__AIM OF THE EXERCISE__
In the listing below, locate the lines that hold "text" and copy them.

— Start of RECORDS FOR THE TASK —

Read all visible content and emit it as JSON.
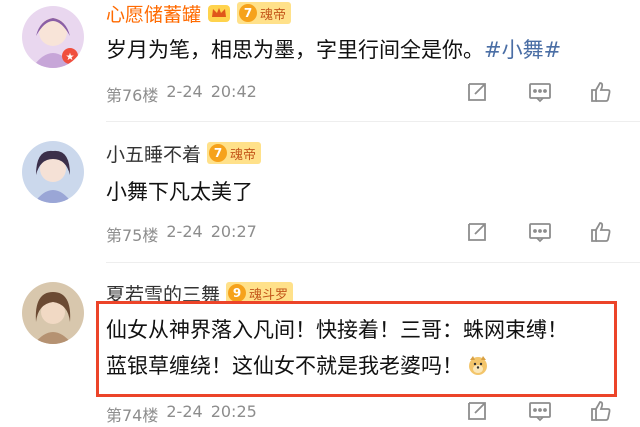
{
  "comments": [
    {
      "username": "心愿储蓄罐",
      "level": "7",
      "rank": "魂帝",
      "text": "岁月为笔，相思为墨，字里行间全是你。",
      "hashtag": "#小舞#",
      "floor": "第76楼",
      "date": "2-24",
      "time": "20:42"
    },
    {
      "username": "小五睡不着",
      "level": "7",
      "rank": "魂帝",
      "text": "小舞下凡太美了",
      "floor": "第75楼",
      "date": "2-24",
      "time": "20:27"
    },
    {
      "username": "夏若雪的三舞",
      "level": "9",
      "rank": "魂斗罗",
      "line1": "仙女从神界落入凡间！快接着！三哥：蛛网束缚！",
      "line2": "蓝银草缠绕！这仙女不就是我老婆吗！",
      "floor": "第74楼",
      "date": "2-24",
      "time": "20:25"
    }
  ],
  "colors": {
    "vip_name": "#ff6a00",
    "hashtag": "#4a6ea5",
    "highlight_border": "#ec4429",
    "level_badge": "#ffe18a"
  },
  "icons": [
    "crown-icon",
    "share-icon",
    "comment-icon",
    "like-icon",
    "dog-emoji"
  ]
}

— End of RECORDS FOR THE TASK —

__PROBLEM SOLUTION__
      "text": "岁月为笔，相思为墨，字里行间全是你。",
      "text": "小舞下凡太美了",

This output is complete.